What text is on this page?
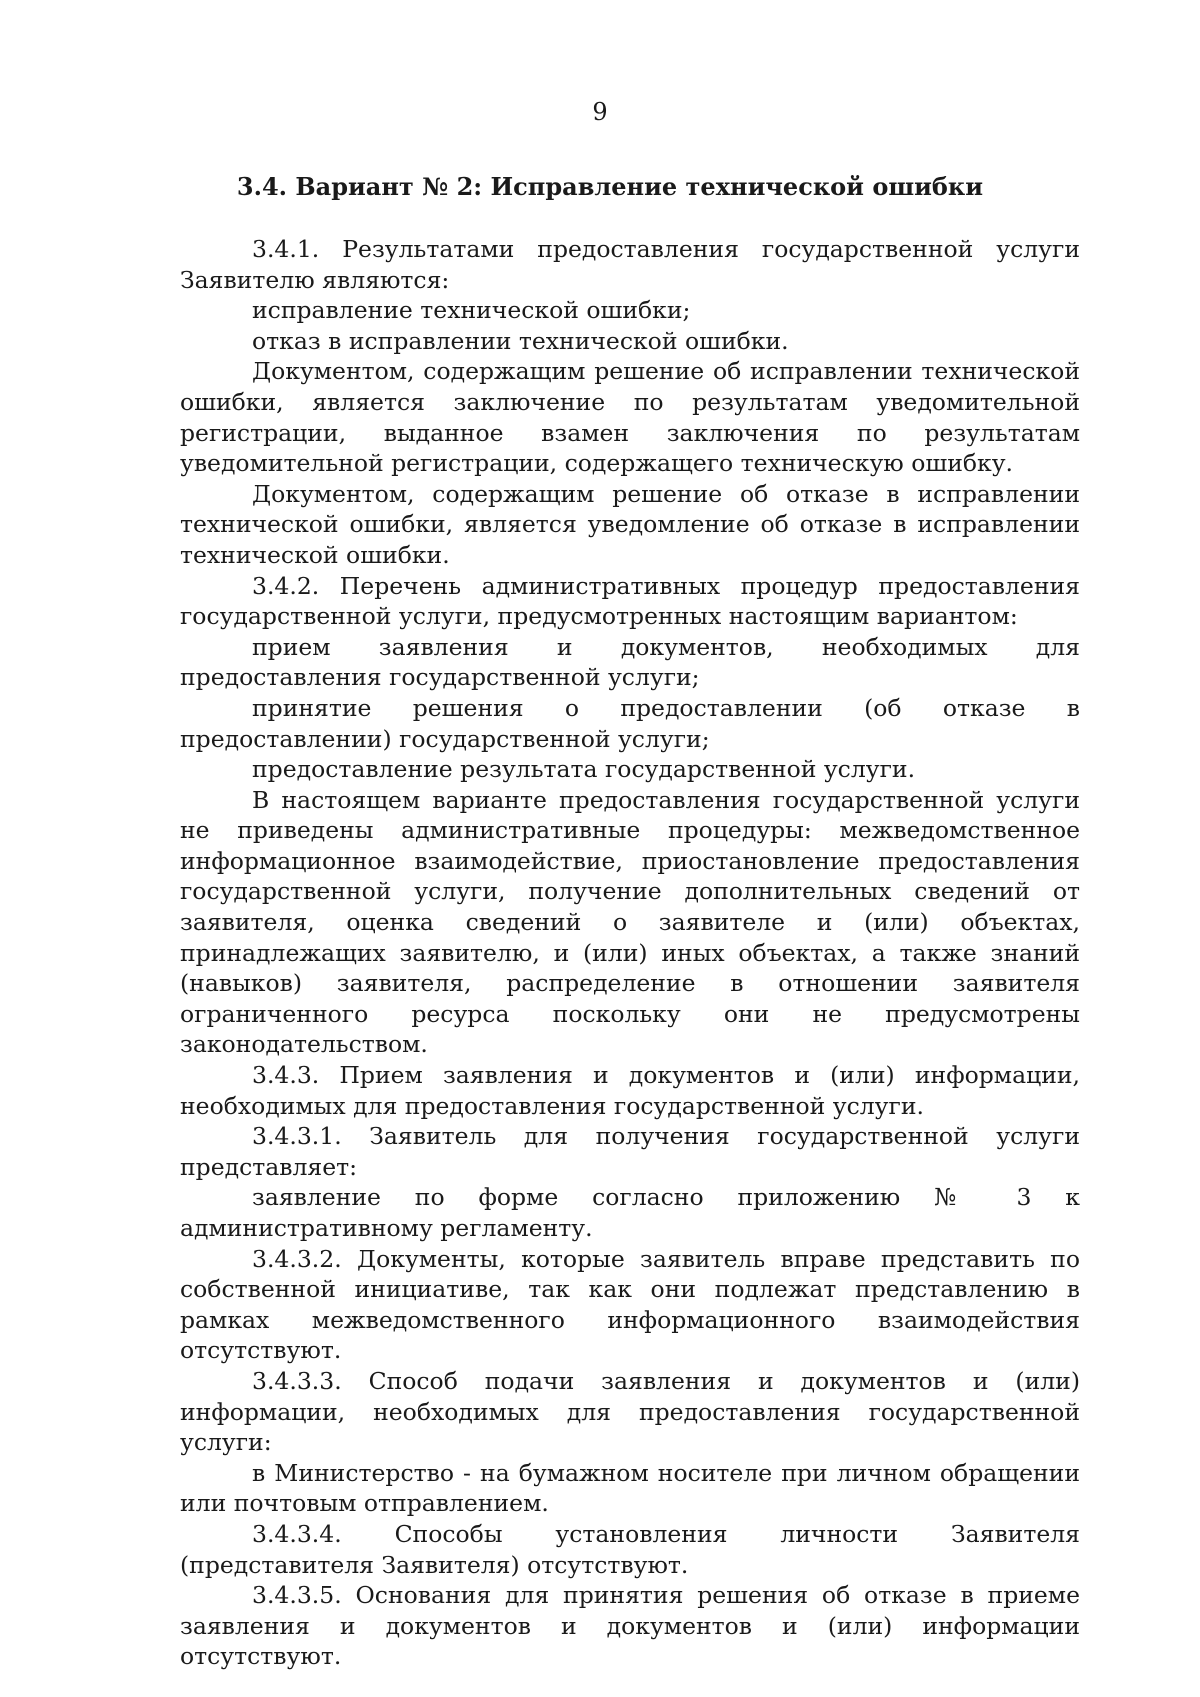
9
3.4. Вариант № 2: Исправление технической ошибки

3.4.1. Результатами предоставления государственной услуги Заявителю являются:

исправление технической ошибки;

отказ в исправлении технической ошибки.

Документом, содержащим решение об исправлении технической ошибки, является заключение по результатам уведомительной регистрации, выданное взамен заключения по результатам уведомительной регистрации, содержащего техническую ошибку.

Документом, содержащим решение об отказе в исправлении технической ошибки, является уведомление об отказе в исправлении технической ошибки.

3.4.2. Перечень административных процедур предоставления государственной услуги, предусмотренных настоящим вариантом:

прием заявления и документов, необходимых для предоставления государственной услуги;

принятие решения о предоставлении (об отказе в предоставлении) государственной услуги;

предоставление результата государственной услуги.

В настоящем варианте предоставления государственной услуги не приведены административные процедуры: межведомственное информационное взаимодействие, приостановление предоставления государственной услуги, получение дополнительных сведений от заявителя, оценка сведений о заявителе и (или) объектах, принадлежащих заявителю, и (или) иных объектах, а также знаний (навыков) заявителя, распределение в отношении заявителя ограниченного ресурса поскольку они не предусмотрены законодательством.

3.4.3. Прием заявления и документов и (или) информации, необходимых для предоставления государственной услуги.

3.4.3.1. Заявитель для получения государственной услуги представляет:

заявление по форме согласно приложению № 3 к административному регламенту.

3.4.3.2. Документы, которые заявитель вправе представить по собственной инициативе, так как они подлежат представлению в рамках межведомственного информационного взаимодействия отсутствуют.

3.4.3.3. Способ подачи заявления и документов и (или) информации, необходимых для предоставления государственной услуги:

в Министерство - на бумажном носителе при личном обращении или почтовым отправлением.

3.4.3.4. Способы установления личности Заявителя (представителя Заявителя) отсутствуют.

3.4.3.5. Основания для принятия решения об отказе в приеме заявления и документов и документов и (или) информации отсутствуют.
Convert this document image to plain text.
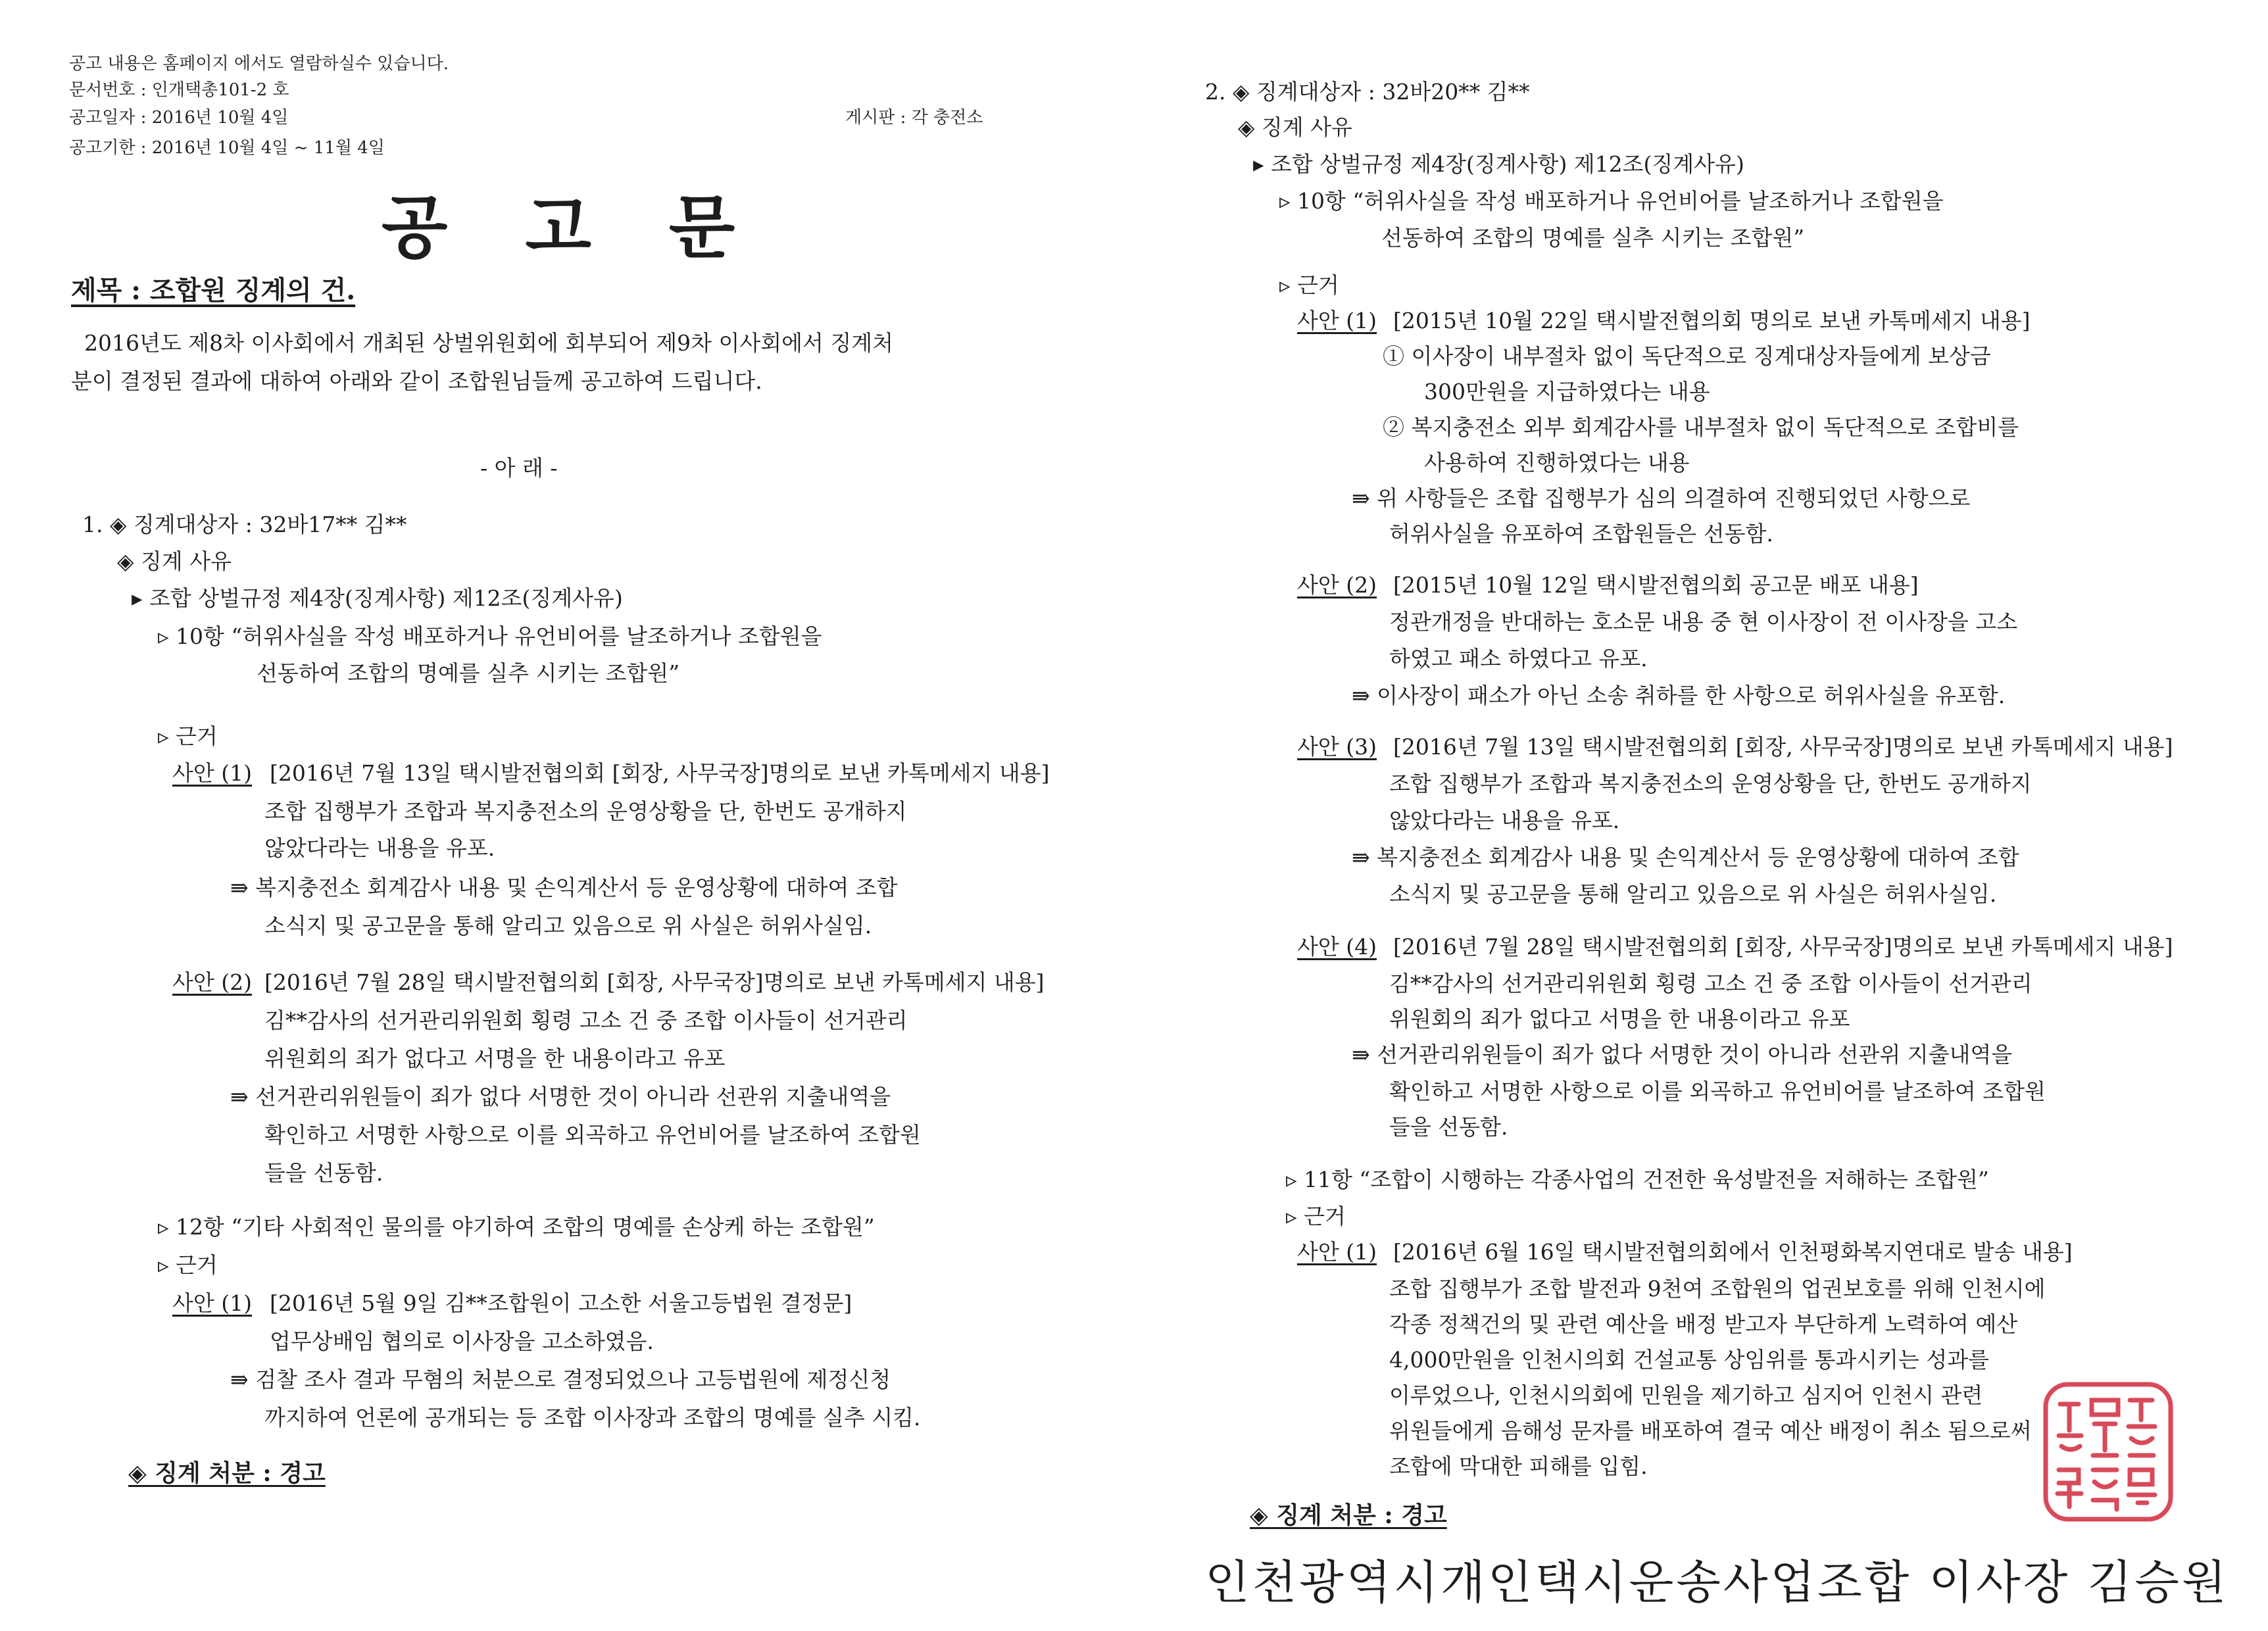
공고 내용은 홈페이지 에서도 열람하실수 있습니다.
문서번호 : 인개택총101-2 호
공고일자 : 2016년 10월 4일	게시판 : 각 충전소
공고기한 : 2016년 10월 4일 ~ 11월 4일
공고문
제목 : 조합원 징계의 건.
2016년도 제8차 이사회에서 개최된 상벌위원회에 회부되어 제9차 이사회에서 징계처
분이 결정된 결과에 대하여 아래와 같이 조합원님들께 공고하여 드립니다.
- 아 래 -
1. ◈ 징계대상자 : 32바17** 김**
◈ 징계 사유
▸ 조합 상벌규정 제4장(징계사항) 제12조(징계사유)
▹ 10항 “허위사실을 작성 배포하거나 유언비어를 날조하거나 조합원을
선동하여 조합의 명예를 실추 시키는 조합원”
▹ 근거
사안 (1) [2016년 7월 13일 택시발전협의회 [회장, 사무국장]명의로 보낸 카톡메세지 내용]
조합 집행부가 조합과 복지충전소의 운영상황을 단, 한번도 공개하지
않았다라는 내용을 유포.
⇛ 복지충전소 회계감사 내용 및 손익계산서 등 운영상황에 대하여 조합
소식지 및 공고문을 통해 알리고 있음으로 위 사실은 허위사실임.
사안 (2) [2016년 7월 28일 택시발전협의회 [회장, 사무국장]명의로 보낸 카톡메세지 내용]
김**감사의 선거관리위원회 횡령 고소 건 중 조합 이사들이 선거관리
위원회의 죄가 없다고 서명을 한 내용이라고 유포
⇛ 선거관리위원들이 죄가 없다 서명한 것이 아니라 선관위 지출내역을
확인하고 서명한 사항으로 이를 외곡하고 유언비어를 날조하여 조합원
들을 선동함.
▹ 12항 “기타 사회적인 물의를 야기하여 조합의 명예를 손상케 하는 조합원”
▹ 근거
사안 (1) [2016년 5월 9일 김**조합원이 고소한 서울고등법원 결정문]
업무상배임 협의로 이사장을 고소하였음.
⇛ 검찰 조사 결과 무혐의 처분으로 결정되었으나 고등법원에 제정신청
까지하여 언론에 공개되는 등 조합 이사장과 조합의 명예를 실추 시킴.
◈ 징계 처분 : 경고
2. ◈ 징계대상자 : 32바20** 김**
◈ 징계 사유
▸ 조합 상벌규정 제4장(징계사항) 제12조(징계사유)
▹ 10항 “허위사실을 작성 배포하거나 유언비어를 날조하거나 조합원을
선동하여 조합의 명예를 실추 시키는 조합원”
▹ 근거
사안 (1) [2015년 10월 22일 택시발전협의회 명의로 보낸 카톡메세지 내용]
① 이사장이 내부절차 없이 독단적으로 징계대상자들에게 보상금
300만원을 지급하였다는 내용
② 복지충전소 외부 회계감사를 내부절차 없이 독단적으로 조합비를
사용하여 진행하였다는 내용
⇛ 위 사항들은 조합 집행부가 심의 의결하여 진행되었던 사항으로
허위사실을 유포하여 조합원들은 선동함.
사안 (2) [2015년 10월 12일 택시발전협의회 공고문 배포 내용]
정관개정을 반대하는 호소문 내용 중 현 이사장이 전 이사장을 고소
하였고 패소 하였다고 유포.
⇛ 이사장이 패소가 아닌 소송 취하를 한 사항으로 허위사실을 유포함.
사안 (3) [2016년 7월 13일 택시발전협의회 [회장, 사무국장]명의로 보낸 카톡메세지 내용]
조합 집행부가 조합과 복지충전소의 운영상황을 단, 한번도 공개하지
않았다라는 내용을 유포.
⇛ 복지충전소 회계감사 내용 및 손익계산서 등 운영상황에 대하여 조합
소식지 및 공고문을 통해 알리고 있음으로 위 사실은 허위사실임.
사안 (4) [2016년 7월 28일 택시발전협의회 [회장, 사무국장]명의로 보낸 카톡메세지 내용]
김**감사의 선거관리위원회 횡령 고소 건 중 조합 이사들이 선거관리
위원회의 죄가 없다고 서명을 한 내용이라고 유포
⇛ 선거관리위원들이 죄가 없다 서명한 것이 아니라 선관위 지출내역을
확인하고 서명한 사항으로 이를 외곡하고 유언비어를 날조하여 조합원
들을 선동함.
▹ 11항 “조합이 시행하는 각종사업의 건전한 육성발전을 저해하는 조합원”
▹ 근거
사안 (1) [2016년 6월 16일 택시발전협의회에서 인천평화복지연대로 발송 내용]
조합 집행부가 조합 발전과 9천여 조합원의 업권보호를 위해 인천시에
각종 정책건의 및 관련 예산을 배정 받고자 부단하게 노력하여 예산
4,000만원을 인천시의회 건설교통 상임위를 통과시키는 성과를
이루었으나, 인천시의회에 민원을 제기하고 심지어 인천시 관련
위원들에게 음해성 문자를 배포하여 결국 예산 배정이 취소 됨으로써
조합에 막대한 피해를 입힘.
◈ 징계 처분 : 경고
인천광역시개인택시운송사업조합 이사장 김승원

→ Problem statement:
Output all the records, word for word, with no pictures in the copy.

→ Answer below:
What text is on this page?
9
3.4. Вариант № 2: Исправление технической ошибки

3.4.1. Результатами предоставления государственной услуги Заявителю являются:

исправление технической ошибки;

отказ в исправлении технической ошибки.

Документом, содержащим решение об исправлении технической ошибки, является заключение по результатам уведомительной регистрации, выданное взамен заключения по результатам уведомительной регистрации, содержащего техническую ошибку.

Документом, содержащим решение об отказе в исправлении технической ошибки, является уведомление об отказе в исправлении технической ошибки.

3.4.2. Перечень административных процедур предоставления государственной услуги, предусмотренных настоящим вариантом:

прием заявления и документов, необходимых для предоставления государственной услуги;

принятие решения о предоставлении (об отказе в предоставлении) государственной услуги;

предоставление результата государственной услуги.

В настоящем варианте предоставления государственной услуги не приведены административные процедуры: межведомственное информационное взаимодействие, приостановление предоставления государственной услуги, получение дополнительных сведений от заявителя, оценка сведений о заявителе и (или) объектах, принадлежащих заявителю, и (или) иных объектах, а также знаний (навыков) заявителя, распределение в отношении заявителя ограниченного ресурса поскольку они не предусмотрены законодательством.

3.4.3. Прием заявления и документов и (или) информации, необходимых для предоставления государственной услуги.

3.4.3.1. Заявитель для получения государственной услуги представляет:

заявление по форме согласно приложению № 3 к административному регламенту.

3.4.3.2. Документы, которые заявитель вправе представить по собственной инициативе, так как они подлежат представлению в рамках межведомственного информационного взаимодействия отсутствуют.

3.4.3.3. Способ подачи заявления и документов и (или) информации, необходимых для предоставления государственной услуги:

в Министерство - на бумажном носителе при личном обращении или почтовым отправлением.

3.4.3.4. Способы установления личности Заявителя (представителя Заявителя) отсутствуют.

3.4.3.5. Основания для принятия решения об отказе в приеме заявления и документов и документов и (или) информации отсутствуют.
Convert this document image to plain text.
공고 내용은 홈페이지 에서도 열람하실수 있습니다.
문서번호 : 인개택총101-2 호
공고일자 : 2016년 10월 4일	게시판 : 각 충전소
공고기한 : 2016년 10월 4일 ~ 11월 4일
공고문
제목 : 조합원 징계의 건.
2016년도 제8차 이사회에서 개최된 상벌위원회에 회부되어 제9차 이사회에서 징계처
분이 결정된 결과에 대하여 아래와 같이 조합원님들께 공고하여 드립니다.
- 아 래 -
1. ◈ 징계대상자 : 32바17** 김**
◈ 징계 사유
▸ 조합 상벌규정 제4장(징계사항) 제12조(징계사유)
▹ 10항 “허위사실을 작성 배포하거나 유언비어를 날조하거나 조합원을
선동하여 조합의 명예를 실추 시키는 조합원”
▹ 근거
사안 (1) [2016년 7월 13일 택시발전협의회 [회장, 사무국장]명의로 보낸 카톡메세지 내용]
조합 집행부가 조합과 복지충전소의 운영상황을 단, 한번도 공개하지
않았다라는 내용을 유포.
⇛ 복지충전소 회계감사 내용 및 손익계산서 등 운영상황에 대하여 조합
소식지 및 공고문을 통해 알리고 있음으로 위 사실은 허위사실임.
사안 (2) [2016년 7월 28일 택시발전협의회 [회장, 사무국장]명의로 보낸 카톡메세지 내용]
김**감사의 선거관리위원회 횡령 고소 건 중 조합 이사들이 선거관리
위원회의 죄가 없다고 서명을 한 내용이라고 유포
⇛ 선거관리위원들이 죄가 없다 서명한 것이 아니라 선관위 지출내역을
확인하고 서명한 사항으로 이를 외곡하고 유언비어를 날조하여 조합원
들을 선동함.
▹ 12항 “기타 사회적인 물의를 야기하여 조합의 명예를 손상케 하는 조합원”
▹ 근거
사안 (1) [2016년 5월 9일 김**조합원이 고소한 서울고등법원 결정문]
업무상배임 협의로 이사장을 고소하였음.
⇛ 검찰 조사 결과 무혐의 처분으로 결정되었으나 고등법원에 제정신청
까지하여 언론에 공개되는 등 조합 이사장과 조합의 명예를 실추 시킴.
◈ 징계 처분 : 경고
2. ◈ 징계대상자 : 32바20** 김**
◈ 징계 사유
▸ 조합 상벌규정 제4장(징계사항) 제12조(징계사유)
▹ 10항 “허위사실을 작성 배포하거나 유언비어를 날조하거나 조합원을
선동하여 조합의 명예를 실추 시키는 조합원”
▹ 근거
사안 (1) [2015년 10월 22일 택시발전협의회 명의로 보낸 카톡메세지 내용]
① 이사장이 내부절차 없이 독단적으로 징계대상자들에게 보상금
300만원을 지급하였다는 내용
② 복지충전소 외부 회계감사를 내부절차 없이 독단적으로 조합비를
사용하여 진행하였다는 내용
⇛ 위 사항들은 조합 집행부가 심의 의결하여 진행되었던 사항으로
허위사실을 유포하여 조합원들은 선동함.
사안 (2) [2015년 10월 12일 택시발전협의회 공고문 배포 내용]
정관개정을 반대하는 호소문 내용 중 현 이사장이 전 이사장을 고소
하였고 패소 하였다고 유포.
⇛ 이사장이 패소가 아닌 소송 취하를 한 사항으로 허위사실을 유포함.
사안 (3) [2016년 7월 13일 택시발전협의회 [회장, 사무국장]명의로 보낸 카톡메세지 내용]
조합 집행부가 조합과 복지충전소의 운영상황을 단, 한번도 공개하지
않았다라는 내용을 유포.
⇛ 복지충전소 회계감사 내용 및 손익계산서 등 운영상황에 대하여 조합
소식지 및 공고문을 통해 알리고 있음으로 위 사실은 허위사실임.
사안 (4) [2016년 7월 28일 택시발전협의회 [회장, 사무국장]명의로 보낸 카톡메세지 내용]
김**감사의 선거관리위원회 횡령 고소 건 중 조합 이사들이 선거관리
위원회의 죄가 없다고 서명을 한 내용이라고 유포
⇛ 선거관리위원들이 죄가 없다 서명한 것이 아니라 선관위 지출내역을
확인하고 서명한 사항으로 이를 외곡하고 유언비어를 날조하여 조합원
들을 선동함.
▹ 11항 “조합이 시행하는 각종사업의 건전한 육성발전을 저해하는 조합원”
▹ 근거
사안 (1) [2016년 6월 16일 택시발전협의회에서 인천평화복지연대로 발송 내용]
조합 집행부가 조합 발전과 9천여 조합원의 업권보호를 위해 인천시에
각종 정책건의 및 관련 예산을 배정 받고자 부단하게 노력하여 예산
4,000만원을 인천시의회 건설교통 상임위를 통과시키는 성과를
이루었으나, 인천시의회에 민원을 제기하고 심지어 인천시 관련
위원들에게 음해성 문자를 배포하여 결국 예산 배정이 취소 됨으로써
조합에 막대한 피해를 입힘.
◈ 징계 처분 : 경고
인천광역시개인택시운송사업조합 이사장 김승원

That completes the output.